__Data lines__:
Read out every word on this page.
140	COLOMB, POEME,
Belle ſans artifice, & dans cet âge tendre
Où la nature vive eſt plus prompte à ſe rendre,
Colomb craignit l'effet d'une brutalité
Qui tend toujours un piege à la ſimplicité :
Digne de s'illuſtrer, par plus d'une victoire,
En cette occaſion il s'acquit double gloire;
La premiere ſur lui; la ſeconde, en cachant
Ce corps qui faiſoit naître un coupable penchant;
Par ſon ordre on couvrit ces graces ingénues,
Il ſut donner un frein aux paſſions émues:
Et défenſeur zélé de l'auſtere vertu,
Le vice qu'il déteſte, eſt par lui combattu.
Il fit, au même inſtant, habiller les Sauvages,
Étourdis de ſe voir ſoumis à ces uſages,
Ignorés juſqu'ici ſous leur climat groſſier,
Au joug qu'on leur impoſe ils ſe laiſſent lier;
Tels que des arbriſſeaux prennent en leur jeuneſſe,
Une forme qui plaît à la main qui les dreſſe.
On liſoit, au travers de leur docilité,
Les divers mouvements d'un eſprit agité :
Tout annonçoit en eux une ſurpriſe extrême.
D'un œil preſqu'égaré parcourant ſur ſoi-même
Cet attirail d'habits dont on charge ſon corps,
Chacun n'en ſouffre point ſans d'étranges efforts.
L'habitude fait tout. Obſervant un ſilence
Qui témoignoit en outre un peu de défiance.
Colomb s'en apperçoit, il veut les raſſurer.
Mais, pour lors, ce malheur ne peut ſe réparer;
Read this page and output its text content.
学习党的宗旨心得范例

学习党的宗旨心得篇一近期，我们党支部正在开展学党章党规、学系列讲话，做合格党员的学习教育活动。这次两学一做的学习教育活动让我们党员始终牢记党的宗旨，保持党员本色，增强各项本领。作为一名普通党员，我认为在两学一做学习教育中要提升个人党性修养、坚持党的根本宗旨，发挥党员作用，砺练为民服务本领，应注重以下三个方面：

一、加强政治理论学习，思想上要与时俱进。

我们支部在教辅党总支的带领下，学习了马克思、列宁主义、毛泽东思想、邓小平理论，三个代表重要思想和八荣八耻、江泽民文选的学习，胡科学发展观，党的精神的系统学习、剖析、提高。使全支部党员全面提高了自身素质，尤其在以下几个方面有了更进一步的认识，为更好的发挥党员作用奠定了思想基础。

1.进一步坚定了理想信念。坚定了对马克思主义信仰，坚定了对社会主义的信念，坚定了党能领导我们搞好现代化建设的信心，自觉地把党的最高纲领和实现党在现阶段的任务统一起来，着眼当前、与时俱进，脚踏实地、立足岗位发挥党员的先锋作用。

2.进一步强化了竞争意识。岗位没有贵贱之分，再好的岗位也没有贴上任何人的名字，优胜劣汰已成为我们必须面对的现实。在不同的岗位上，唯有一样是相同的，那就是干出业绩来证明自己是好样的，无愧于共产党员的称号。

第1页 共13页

__Task to carry out__:
Every line from the line containing "Read this page and output its text content." to the last line of the material above must be repeated exactly, and no other line.

__Written answer__:
Read this page and output its text content.
学习党的宗旨心得范例

学习党的宗旨心得篇一近期，我们党支部正在开展学党章党规、学系列讲话，做合格党员的学习教育活动。这次两学一做的学习教育活动让我们党员始终牢记党的宗旨，保持党员本色，增强各项本领。作为一名普通党员，我认为在两学一做学习教育中要提升个人党性修养、坚持党的根本宗旨，发挥党员作用，砺练为民服务本领，应注重以下三个方面：

一、加强政治理论学习，思想上要与时俱进。

我们支部在教辅党总支的带领下，学习了马克思、列宁主义、毛泽东思想、邓小平理论，三个代表重要思想和八荣八耻、江泽民文选的学习，胡科学发展观，党的精神的系统学习、剖析、提高。使全支部党员全面提高了自身素质，尤其在以下几个方面有了更进一步的认识，为更好的发挥党员作用奠定了思想基础。

1.进一步坚定了理想信念。坚定了对马克思主义信仰，坚定了对社会主义的信念，坚定了党能领导我们搞好现代化建设的信心，自觉地把党的最高纲领和实现党在现阶段的任务统一起来，着眼当前、与时俱进，脚踏实地、立足岗位发挥党员的先锋作用。

2.进一步强化了竞争意识。岗位没有贵贱之分，再好的岗位也没有贴上任何人的名字，优胜劣汰已成为我们必须面对的现实。在不同的岗位上，唯有一样是相同的，那就是干出业绩来证明自己是好样的，无愧于共产党员的称号。

第1页 共13页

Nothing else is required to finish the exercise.